══ GIVEN RECORDS
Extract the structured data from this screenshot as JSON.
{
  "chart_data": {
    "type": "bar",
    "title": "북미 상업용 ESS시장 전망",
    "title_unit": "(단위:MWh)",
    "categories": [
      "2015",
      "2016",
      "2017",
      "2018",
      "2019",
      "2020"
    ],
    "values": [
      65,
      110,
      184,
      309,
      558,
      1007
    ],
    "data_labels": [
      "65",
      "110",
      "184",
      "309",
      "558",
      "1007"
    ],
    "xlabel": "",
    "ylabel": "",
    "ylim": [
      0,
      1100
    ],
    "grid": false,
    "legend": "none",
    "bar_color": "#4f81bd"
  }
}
════
▸ **STATED EXERCISE**:
Reproduce the material above, every line of it, exactly.

▸ **SOLUTION**:
Extract the structured data from this screenshot as JSON.
{
  "chart_data": {
    "type": "bar",
    "title": "북미 상업용 ESS시장 전망",
    "title_unit": "(단위:MWh)",
    "categories": [
      "2015",
      "2016",
      "2017",
      "2018",
      "2019",
      "2020"
    ],
    "values": [
      65,
      110,
      184,
      309,
      558,
      1007
    ],
    "data_labels": [
      "65",
      "110",
      "184",
      "309",
      "558",
      "1007"
    ],
    "xlabel": "",
    "ylabel": "",
    "ylim": [
      0,
      1100
    ],
    "grid": false,
    "legend": "none",
    "bar_color": "#4f81bd"
  }
}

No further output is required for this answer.